# start of RECORD EXCERPTS

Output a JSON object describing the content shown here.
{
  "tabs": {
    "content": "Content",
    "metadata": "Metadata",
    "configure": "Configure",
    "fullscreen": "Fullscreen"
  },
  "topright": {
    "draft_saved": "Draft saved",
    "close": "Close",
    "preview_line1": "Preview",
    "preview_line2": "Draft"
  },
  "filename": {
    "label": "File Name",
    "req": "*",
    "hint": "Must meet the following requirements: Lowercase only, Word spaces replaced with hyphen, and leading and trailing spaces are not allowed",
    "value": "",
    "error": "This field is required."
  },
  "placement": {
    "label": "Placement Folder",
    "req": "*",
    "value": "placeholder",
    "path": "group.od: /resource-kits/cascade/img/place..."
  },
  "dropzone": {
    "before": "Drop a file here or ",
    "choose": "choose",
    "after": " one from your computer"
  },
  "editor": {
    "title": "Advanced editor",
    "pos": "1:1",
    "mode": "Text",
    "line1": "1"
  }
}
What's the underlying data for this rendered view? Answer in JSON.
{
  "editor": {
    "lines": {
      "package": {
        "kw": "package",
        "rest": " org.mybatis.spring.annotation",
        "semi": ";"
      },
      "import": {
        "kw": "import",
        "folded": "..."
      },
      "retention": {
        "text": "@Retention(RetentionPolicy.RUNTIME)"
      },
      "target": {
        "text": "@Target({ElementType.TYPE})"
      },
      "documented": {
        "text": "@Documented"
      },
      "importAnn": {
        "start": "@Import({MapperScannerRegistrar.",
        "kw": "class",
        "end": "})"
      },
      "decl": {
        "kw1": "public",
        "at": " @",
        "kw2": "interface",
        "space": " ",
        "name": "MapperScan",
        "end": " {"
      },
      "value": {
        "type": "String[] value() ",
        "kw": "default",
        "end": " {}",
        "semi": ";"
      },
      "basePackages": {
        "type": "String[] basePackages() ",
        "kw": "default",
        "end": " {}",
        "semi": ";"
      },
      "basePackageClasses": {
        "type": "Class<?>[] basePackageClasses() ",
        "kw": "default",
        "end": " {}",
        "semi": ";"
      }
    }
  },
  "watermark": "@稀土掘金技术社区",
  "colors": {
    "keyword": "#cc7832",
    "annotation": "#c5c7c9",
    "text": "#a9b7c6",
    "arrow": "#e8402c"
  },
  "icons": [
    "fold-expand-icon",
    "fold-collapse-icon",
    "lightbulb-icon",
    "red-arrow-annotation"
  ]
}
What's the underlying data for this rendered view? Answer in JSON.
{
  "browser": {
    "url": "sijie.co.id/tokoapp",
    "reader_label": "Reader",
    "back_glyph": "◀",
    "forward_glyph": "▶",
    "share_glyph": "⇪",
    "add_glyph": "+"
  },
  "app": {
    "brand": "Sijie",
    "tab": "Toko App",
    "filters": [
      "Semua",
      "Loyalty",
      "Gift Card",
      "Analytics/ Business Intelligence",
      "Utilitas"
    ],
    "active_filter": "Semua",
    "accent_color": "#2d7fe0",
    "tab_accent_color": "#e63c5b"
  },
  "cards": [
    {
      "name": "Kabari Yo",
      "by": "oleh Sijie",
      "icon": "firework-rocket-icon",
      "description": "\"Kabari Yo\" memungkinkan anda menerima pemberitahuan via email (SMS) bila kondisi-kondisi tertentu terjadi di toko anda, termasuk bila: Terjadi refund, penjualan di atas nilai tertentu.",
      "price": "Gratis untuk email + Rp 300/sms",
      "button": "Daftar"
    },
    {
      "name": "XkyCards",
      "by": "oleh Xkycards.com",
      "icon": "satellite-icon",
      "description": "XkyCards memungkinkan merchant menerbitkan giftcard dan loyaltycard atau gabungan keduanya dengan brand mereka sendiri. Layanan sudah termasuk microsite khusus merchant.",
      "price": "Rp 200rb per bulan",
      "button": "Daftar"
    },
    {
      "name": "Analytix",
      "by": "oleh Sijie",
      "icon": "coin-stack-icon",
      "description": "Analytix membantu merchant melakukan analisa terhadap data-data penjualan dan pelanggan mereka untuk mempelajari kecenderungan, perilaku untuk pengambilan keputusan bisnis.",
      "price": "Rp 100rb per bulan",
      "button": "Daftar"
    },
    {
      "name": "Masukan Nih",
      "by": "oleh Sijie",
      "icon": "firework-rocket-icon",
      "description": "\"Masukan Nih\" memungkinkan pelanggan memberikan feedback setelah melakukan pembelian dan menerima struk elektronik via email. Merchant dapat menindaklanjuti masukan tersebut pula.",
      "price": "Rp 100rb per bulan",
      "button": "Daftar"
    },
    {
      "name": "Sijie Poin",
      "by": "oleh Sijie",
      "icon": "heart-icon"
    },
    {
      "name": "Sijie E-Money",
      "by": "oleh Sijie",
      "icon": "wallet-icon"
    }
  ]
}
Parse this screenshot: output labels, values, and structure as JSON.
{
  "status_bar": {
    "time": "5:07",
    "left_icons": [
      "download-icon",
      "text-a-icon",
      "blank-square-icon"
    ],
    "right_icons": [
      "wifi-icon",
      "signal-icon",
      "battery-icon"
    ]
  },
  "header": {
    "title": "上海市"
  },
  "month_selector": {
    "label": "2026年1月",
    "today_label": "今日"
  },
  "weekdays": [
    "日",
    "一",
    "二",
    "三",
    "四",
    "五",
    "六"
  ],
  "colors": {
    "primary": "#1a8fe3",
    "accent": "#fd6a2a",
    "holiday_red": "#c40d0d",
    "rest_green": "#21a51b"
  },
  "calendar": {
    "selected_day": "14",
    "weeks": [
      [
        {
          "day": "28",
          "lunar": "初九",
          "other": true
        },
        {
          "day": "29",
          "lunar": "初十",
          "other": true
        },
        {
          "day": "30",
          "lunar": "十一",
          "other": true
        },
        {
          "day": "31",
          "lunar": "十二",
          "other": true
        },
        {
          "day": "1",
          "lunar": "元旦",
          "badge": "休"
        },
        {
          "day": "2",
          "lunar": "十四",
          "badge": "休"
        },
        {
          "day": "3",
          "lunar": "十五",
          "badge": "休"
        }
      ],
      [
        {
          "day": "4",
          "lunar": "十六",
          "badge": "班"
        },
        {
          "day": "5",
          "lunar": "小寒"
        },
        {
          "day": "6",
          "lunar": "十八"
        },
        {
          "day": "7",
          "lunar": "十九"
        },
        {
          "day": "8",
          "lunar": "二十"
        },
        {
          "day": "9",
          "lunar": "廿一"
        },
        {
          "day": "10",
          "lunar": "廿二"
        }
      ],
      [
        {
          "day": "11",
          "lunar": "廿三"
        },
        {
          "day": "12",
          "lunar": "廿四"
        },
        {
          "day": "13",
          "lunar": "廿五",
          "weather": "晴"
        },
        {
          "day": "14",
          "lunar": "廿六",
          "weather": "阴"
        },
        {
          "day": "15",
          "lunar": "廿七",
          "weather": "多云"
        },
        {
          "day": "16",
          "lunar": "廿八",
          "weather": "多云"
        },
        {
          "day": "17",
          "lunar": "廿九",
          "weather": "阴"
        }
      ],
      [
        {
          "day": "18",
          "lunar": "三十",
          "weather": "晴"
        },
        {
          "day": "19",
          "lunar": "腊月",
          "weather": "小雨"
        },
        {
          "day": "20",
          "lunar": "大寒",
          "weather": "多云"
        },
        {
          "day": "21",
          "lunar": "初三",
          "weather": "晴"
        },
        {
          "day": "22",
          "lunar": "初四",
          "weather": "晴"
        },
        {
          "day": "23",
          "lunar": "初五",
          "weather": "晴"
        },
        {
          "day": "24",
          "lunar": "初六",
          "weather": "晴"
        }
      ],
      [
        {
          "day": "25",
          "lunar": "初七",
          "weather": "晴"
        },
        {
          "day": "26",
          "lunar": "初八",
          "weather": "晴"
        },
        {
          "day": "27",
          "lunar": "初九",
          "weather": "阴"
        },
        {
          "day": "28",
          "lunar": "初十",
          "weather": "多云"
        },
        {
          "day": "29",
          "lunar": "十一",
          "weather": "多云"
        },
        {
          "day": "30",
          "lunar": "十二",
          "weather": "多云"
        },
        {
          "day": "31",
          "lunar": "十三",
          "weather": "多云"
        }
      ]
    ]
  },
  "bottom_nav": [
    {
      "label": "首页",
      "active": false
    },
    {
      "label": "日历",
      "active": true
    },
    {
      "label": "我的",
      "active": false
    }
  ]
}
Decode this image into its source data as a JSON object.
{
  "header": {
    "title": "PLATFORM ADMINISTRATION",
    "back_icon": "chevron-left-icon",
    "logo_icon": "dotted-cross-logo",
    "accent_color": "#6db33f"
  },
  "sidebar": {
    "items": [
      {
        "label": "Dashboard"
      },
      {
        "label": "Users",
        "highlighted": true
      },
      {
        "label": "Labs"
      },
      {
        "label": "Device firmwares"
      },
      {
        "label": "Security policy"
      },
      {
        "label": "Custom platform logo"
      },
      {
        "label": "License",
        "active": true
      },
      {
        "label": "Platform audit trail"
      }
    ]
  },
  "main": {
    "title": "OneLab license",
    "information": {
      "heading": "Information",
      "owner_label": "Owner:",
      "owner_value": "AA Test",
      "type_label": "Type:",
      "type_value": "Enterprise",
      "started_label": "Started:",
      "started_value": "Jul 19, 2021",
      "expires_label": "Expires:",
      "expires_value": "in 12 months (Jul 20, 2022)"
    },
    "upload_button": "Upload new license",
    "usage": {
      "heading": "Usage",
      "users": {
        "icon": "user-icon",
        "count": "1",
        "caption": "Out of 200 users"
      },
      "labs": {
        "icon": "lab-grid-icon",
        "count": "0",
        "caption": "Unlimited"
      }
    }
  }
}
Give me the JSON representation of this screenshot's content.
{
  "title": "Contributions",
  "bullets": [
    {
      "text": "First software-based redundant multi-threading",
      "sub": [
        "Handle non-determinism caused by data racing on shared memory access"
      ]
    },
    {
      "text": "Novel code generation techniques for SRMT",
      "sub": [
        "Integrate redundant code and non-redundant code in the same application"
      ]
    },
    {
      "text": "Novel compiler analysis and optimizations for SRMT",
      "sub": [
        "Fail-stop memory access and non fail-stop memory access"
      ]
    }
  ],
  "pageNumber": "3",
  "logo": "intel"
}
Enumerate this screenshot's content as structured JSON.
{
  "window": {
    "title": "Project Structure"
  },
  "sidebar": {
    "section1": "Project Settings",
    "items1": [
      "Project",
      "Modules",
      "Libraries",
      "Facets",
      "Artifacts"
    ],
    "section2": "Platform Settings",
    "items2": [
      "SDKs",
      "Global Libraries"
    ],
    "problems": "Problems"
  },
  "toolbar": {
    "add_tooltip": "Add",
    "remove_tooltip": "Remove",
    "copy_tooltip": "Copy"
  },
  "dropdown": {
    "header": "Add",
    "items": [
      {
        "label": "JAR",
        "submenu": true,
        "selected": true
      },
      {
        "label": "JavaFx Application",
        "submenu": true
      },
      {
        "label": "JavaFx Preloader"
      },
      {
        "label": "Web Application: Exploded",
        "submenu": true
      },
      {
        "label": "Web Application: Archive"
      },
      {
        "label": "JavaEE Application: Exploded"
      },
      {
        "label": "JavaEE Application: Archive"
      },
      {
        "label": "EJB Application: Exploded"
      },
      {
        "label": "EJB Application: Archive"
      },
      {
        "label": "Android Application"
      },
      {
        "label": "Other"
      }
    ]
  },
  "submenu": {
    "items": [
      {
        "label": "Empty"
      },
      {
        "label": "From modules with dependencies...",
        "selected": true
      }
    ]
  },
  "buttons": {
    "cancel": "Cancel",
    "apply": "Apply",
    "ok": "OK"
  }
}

# end of RECORD EXCERPTS

_WRITTEN REQUEST_.
Count how many lines above carry the word "Settings". Only the number is required.

_PROBLEM SOLUTION_.
2